Stored records
──────

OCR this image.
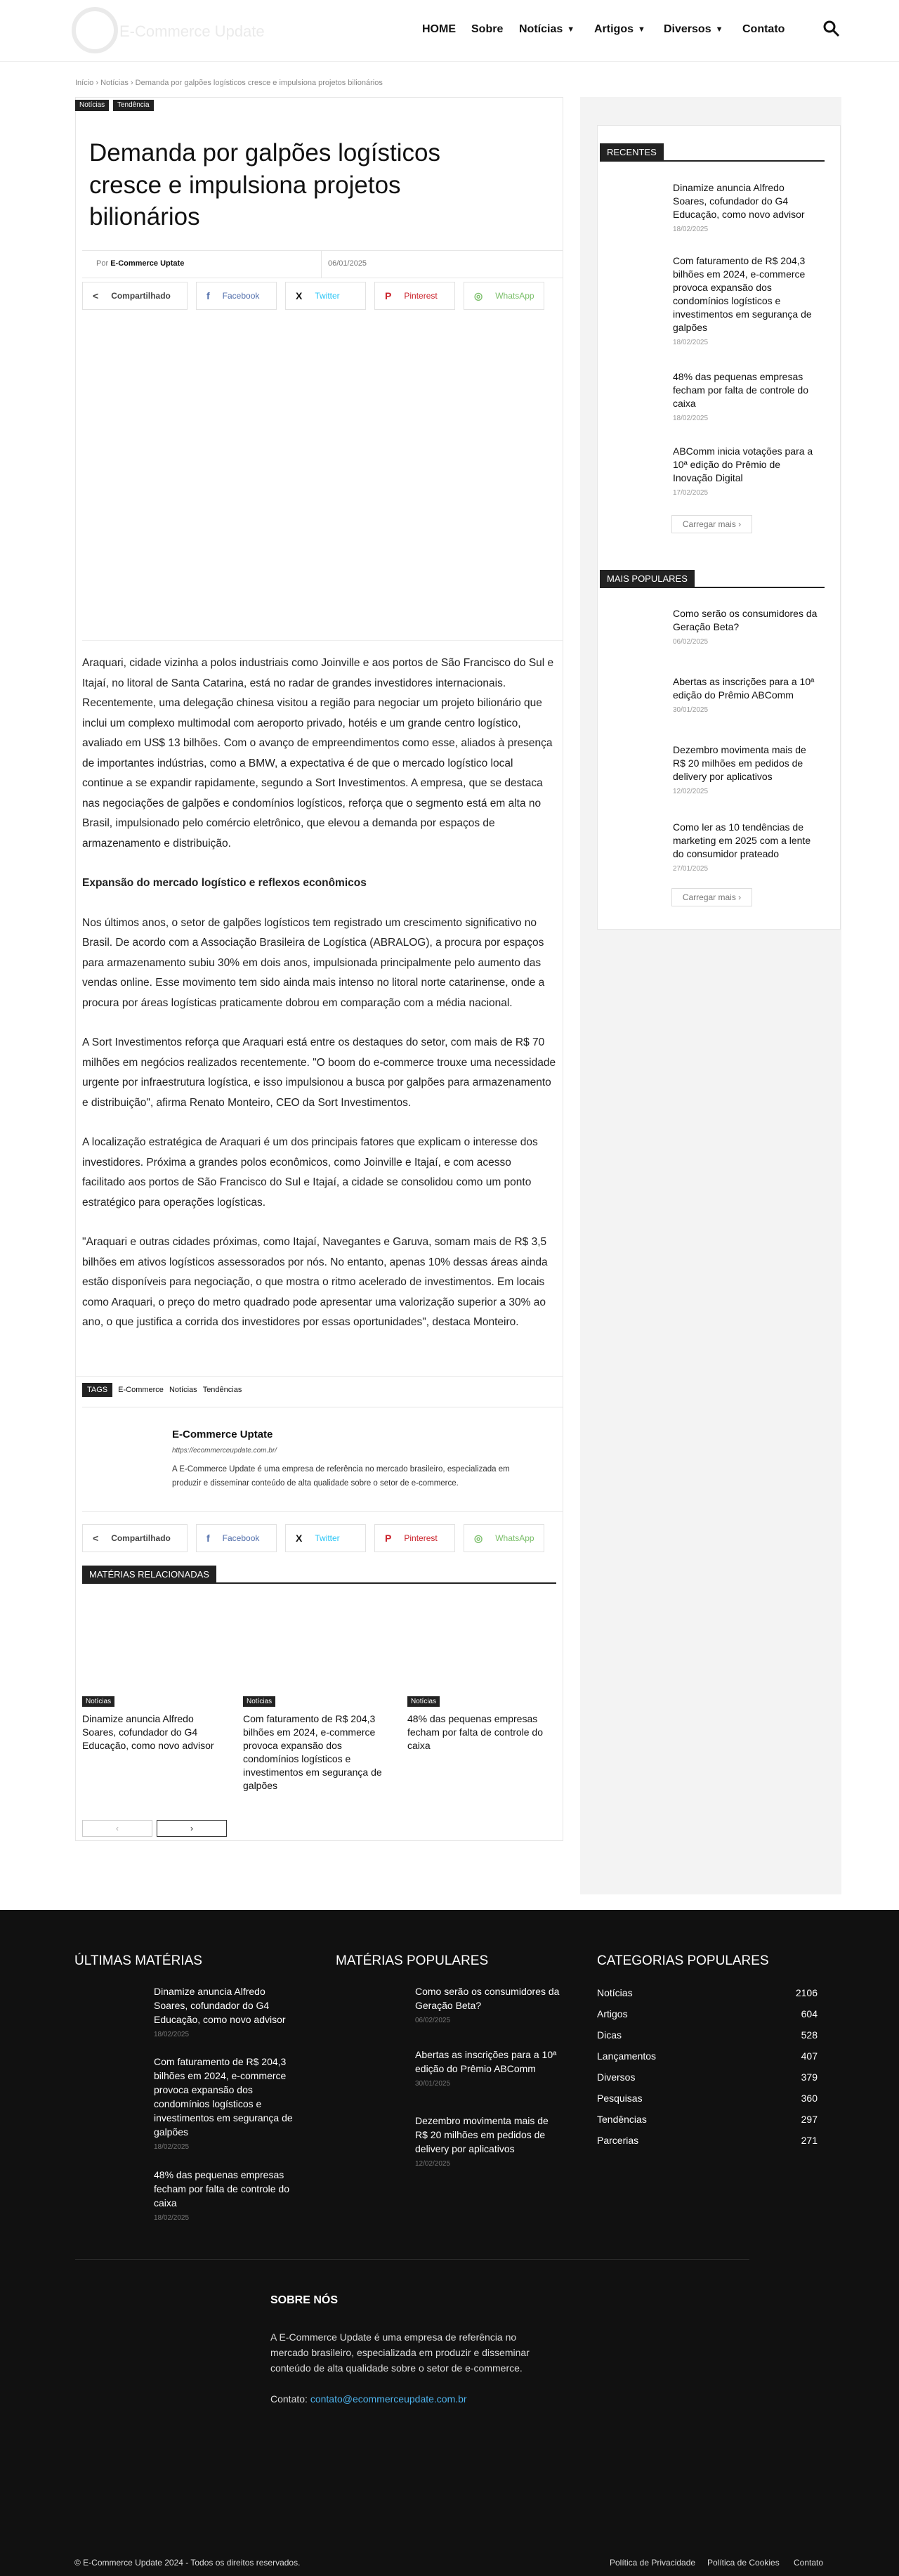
E-Commerce Update	HOME Sobre Notícias ▼ Artigos ▼ Diversos ▼ Contato
Início › Notícias › Demanda por galpões logísticos cresce e impulsiona projetos bilionários
Notícias	Tendência
Demanda por galpões logísticos cresce e impulsiona projetos bilionários
Por E-Commerce Uptate	06/01/2025
< Compartilhado	f Facebook	X Twitter	P Pinterest	◎ WhatsApp

Araquari, cidade vizinha a polos industriais como Joinville e aos portos de São Francisco do Sul e Itajaí, no litoral de Santa Catarina, está no radar de grandes investidores internacionais. Recentemente, uma delegação chinesa visitou a região para negociar um projeto bilionário que inclui um complexo multimodal com aeroporto privado, hotéis e um grande centro logístico, avaliado em US$ 13 bilhões. Com o avanço de empreendimentos como esse, aliados à presença de importantes indústrias, como a BMW, a expectativa é de que o mercado logístico local continue a se expandir rapidamente, segundo a Sort Investimentos. A empresa, que se destaca nas negociações de galpões e condomínios logísticos, reforça que o segmento está em alta no Brasil, impulsionado pelo comércio eletrônico, que elevou a demanda por espaços de armazenamento e distribuição.

Expansão do mercado logístico e reflexos econômicos

Nos últimos anos, o setor de galpões logísticos tem registrado um crescimento significativo no Brasil. De acordo com a Associação Brasileira de Logística (ABRALOG), a procura por espaços para armazenamento subiu 30% em dois anos, impulsionada principalmente pelo aumento das vendas online. Esse movimento tem sido ainda mais intenso no litoral norte catarinense, onde a procura por áreas logísticas praticamente dobrou em comparação com a média nacional.

A Sort Investimentos reforça que Araquari está entre os destaques do setor, com mais de R$ 70 milhões em negócios realizados recentemente. "O boom do e-commerce trouxe uma necessidade urgente por infraestrutura logística, e isso impulsionou a busca por galpões para armazenamento e distribuição", afirma Renato Monteiro, CEO da Sort Investimentos.

A localização estratégica de Araquari é um dos principais fatores que explicam o interesse dos investidores. Próxima a grandes polos econômicos, como Joinville e Itajaí, e com acesso facilitado aos portos de São Francisco do Sul e Itajaí, a cidade se consolidou como um ponto estratégico para operações logísticas.

"Araquari e outras cidades próximas, como Itajaí, Navegantes e Garuva, somam mais de R$ 3,5 bilhões em ativos logísticos assessorados por nós. No entanto, apenas 10% dessas áreas ainda estão disponíveis para negociação, o que mostra o ritmo acelerado de investimentos. Em locais como Araquari, o preço do metro quadrado pode apresentar uma valorização superior a 30% ao ano, o que justifica a corrida dos investidores por essas oportunidades", destaca Monteiro.

TAGS	E-Commerce Notícias Tendências
E-Commerce Uptate
https://ecommerceupdate.com.br/
A E-Commerce Update é uma empresa de referência no mercado brasileiro, especializada em produzir e disseminar conteúdo de alta qualidade sobre o setor de e-commerce.
< Compartilhado	f Facebook	X Twitter	P Pinterest	◎ WhatsApp
MATÉRIAS RELACIONADAS
Notícias
Dinamize anuncia Alfredo Soares, cofundador do G4 Educação, como novo advisor
Notícias
Com faturamento de R$ 204,3 bilhões em 2024, e-commerce provoca expansão dos condomínios logísticos e investimentos em segurança de galpões
Notícias
48% das pequenas empresas fecham por falta de controle do caixa
‹	›
RECENTES
Dinamize anuncia Alfredo Soares, cofundador do G4 Educação, como novo advisor
18/02/2025
Com faturamento de R$ 204,3 bilhões em 2024, e-commerce provoca expansão dos condomínios logísticos e investimentos em segurança de galpões
18/02/2025
48% das pequenas empresas fecham por falta de controle do caixa
18/02/2025
ABComm inicia votações para a 10ª edição do Prêmio de Inovação Digital
17/02/2025
Carregar mais ›
MAIS POPULARES
Como serão os consumidores da Geração Beta?
06/02/2025
Abertas as inscrições para a 10ª edição do Prêmio ABComm
30/01/2025
Dezembro movimenta mais de R$ 20 milhões em pedidos de delivery por aplicativos
12/02/2025
Como ler as 10 tendências de marketing em 2025 com a lente do consumidor prateado
27/01/2025
Carregar mais ›
ÚLTIMAS MATÉRIAS
Dinamize anuncia Alfredo Soares, cofundador do G4 Educação, como novo advisor
18/02/2025
Com faturamento de R$ 204,3 bilhões em 2024, e-commerce provoca expansão dos condomínios logísticos e investimentos em segurança de galpões
18/02/2025
48% das pequenas empresas fecham por falta de controle do caixa
18/02/2025
MATÉRIAS POPULARES
Como serão os consumidores da Geração Beta?
06/02/2025
Abertas as inscrições para a 10ª edição do Prêmio ABComm
30/01/2025
Dezembro movimenta mais de R$ 20 milhões em pedidos de delivery por aplicativos
12/02/2025
CATEGORIAS POPULARES
Notícias	2106
Artigos	604
Dicas	528
Lançamentos	407
Diversos	379
Pesquisas	360
Tendências	297
Parcerias	271
SOBRE NÓS
A E-Commerce Update é uma empresa de referência no mercado brasileiro, especializada em produzir e disseminar conteúdo de alta qualidade sobre o setor de e-commerce.
Contato: contato@ecommerceupdate.com.br
© E-Commerce Update 2024 - Todos os direitos reservados.	Política de Privacidade Política de Cookies Contato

──────

● **What the exercise asks**
Reproduce every line exactly and omit all pictures.

● **Solved exercise**
OCR this image.
E-Commerce Update	HOME Sobre Notícias ▼ Artigos ▼ Diversos ▼ Contato
Início › Notícias › Demanda por galpões logísticos cresce e impulsiona projetos bilionários
Notícias	Tendência
Demanda por galpões logísticos cresce e impulsiona projetos bilionários
Por E-Commerce Uptate	06/01/2025
< Compartilhado	f Facebook	X Twitter	P Pinterest	◎ WhatsApp

Araquari, cidade vizinha a polos industriais como Joinville e aos portos de São Francisco do Sul e Itajaí, no litoral de Santa Catarina, está no radar de grandes investidores internacionais. Recentemente, uma delegação chinesa visitou a região para negociar um projeto bilionário que inclui um complexo multimodal com aeroporto privado, hotéis e um grande centro logístico, avaliado em US$ 13 bilhões. Com o avanço de empreendimentos como esse, aliados à presença de importantes indústrias, como a BMW, a expectativa é de que o mercado logístico local continue a se expandir rapidamente, segundo a Sort Investimentos. A empresa, que se destaca nas negociações de galpões e condomínios logísticos, reforça que o segmento está em alta no Brasil, impulsionado pelo comércio eletrônico, que elevou a demanda por espaços de armazenamento e distribuição.

Expansão do mercado logístico e reflexos econômicos

Nos últimos anos, o setor de galpões logísticos tem registrado um crescimento significativo no Brasil. De acordo com a Associação Brasileira de Logística (ABRALOG), a procura por espaços para armazenamento subiu 30% em dois anos, impulsionada principalmente pelo aumento das vendas online. Esse movimento tem sido ainda mais intenso no litoral norte catarinense, onde a procura por áreas logísticas praticamente dobrou em comparação com a média nacional.

A Sort Investimentos reforça que Araquari está entre os destaques do setor, com mais de R$ 70 milhões em negócios realizados recentemente. "O boom do e-commerce trouxe uma necessidade urgente por infraestrutura logística, e isso impulsionou a busca por galpões para armazenamento e distribuição", afirma Renato Monteiro, CEO da Sort Investimentos.

A localização estratégica de Araquari é um dos principais fatores que explicam o interesse dos investidores. Próxima a grandes polos econômicos, como Joinville e Itajaí, e com acesso facilitado aos portos de São Francisco do Sul e Itajaí, a cidade se consolidou como um ponto estratégico para operações logísticas.

"Araquari e outras cidades próximas, como Itajaí, Navegantes e Garuva, somam mais de R$ 3,5 bilhões em ativos logísticos assessorados por nós. No entanto, apenas 10% dessas áreas ainda estão disponíveis para negociação, o que mostra o ritmo acelerado de investimentos. Em locais como Araquari, o preço do metro quadrado pode apresentar uma valorização superior a 30% ao ano, o que justifica a corrida dos investidores por essas oportunidades", destaca Monteiro.

TAGS	E-Commerce Notícias Tendências
E-Commerce Uptate
https://ecommerceupdate.com.br/
A E-Commerce Update é uma empresa de referência no mercado brasileiro, especializada em produzir e disseminar conteúdo de alta qualidade sobre o setor de e-commerce.
< Compartilhado	f Facebook	X Twitter	P Pinterest	◎ WhatsApp
MATÉRIAS RELACIONADAS
Notícias
Dinamize anuncia Alfredo Soares, cofundador do G4 Educação, como novo advisor
Notícias
Com faturamento de R$ 204,3 bilhões em 2024, e-commerce provoca expansão dos condomínios logísticos e investimentos em segurança de galpões
Notícias
48% das pequenas empresas fecham por falta de controle do caixa
‹	›
RECENTES
Dinamize anuncia Alfredo Soares, cofundador do G4 Educação, como novo advisor
18/02/2025
Com faturamento de R$ 204,3 bilhões em 2024, e-commerce provoca expansão dos condomínios logísticos e investimentos em segurança de galpões
18/02/2025
48% das pequenas empresas fecham por falta de controle do caixa
18/02/2025
ABComm inicia votações para a 10ª edição do Prêmio de Inovação Digital
17/02/2025
Carregar mais ›
MAIS POPULARES
Como serão os consumidores da Geração Beta?
06/02/2025
Abertas as inscrições para a 10ª edição do Prêmio ABComm
30/01/2025
Dezembro movimenta mais de R$ 20 milhões em pedidos de delivery por aplicativos
12/02/2025
Como ler as 10 tendências de marketing em 2025 com a lente do consumidor prateado
27/01/2025
Carregar mais ›
ÚLTIMAS MATÉRIAS
Dinamize anuncia Alfredo Soares, cofundador do G4 Educação, como novo advisor
18/02/2025
Com faturamento de R$ 204,3 bilhões em 2024, e-commerce provoca expansão dos condomínios logísticos e investimentos em segurança de galpões
18/02/2025
48% das pequenas empresas fecham por falta de controle do caixa
18/02/2025
MATÉRIAS POPULARES
Como serão os consumidores da Geração Beta?
06/02/2025
Abertas as inscrições para a 10ª edição do Prêmio ABComm
30/01/2025
Dezembro movimenta mais de R$ 20 milhões em pedidos de delivery por aplicativos
12/02/2025
CATEGORIAS POPULARES
Notícias	2106
Artigos	604
Dicas	528
Lançamentos	407
Diversos	379
Pesquisas	360
Tendências	297
Parcerias	271
SOBRE NÓS
A E-Commerce Update é uma empresa de referência no mercado brasileiro, especializada em produzir e disseminar conteúdo de alta qualidade sobre o setor de e-commerce.
Contato: contato@ecommerceupdate.com.br
© E-Commerce Update 2024 - Todos os direitos reservados.	Política de Privacidade Política de Cookies Contato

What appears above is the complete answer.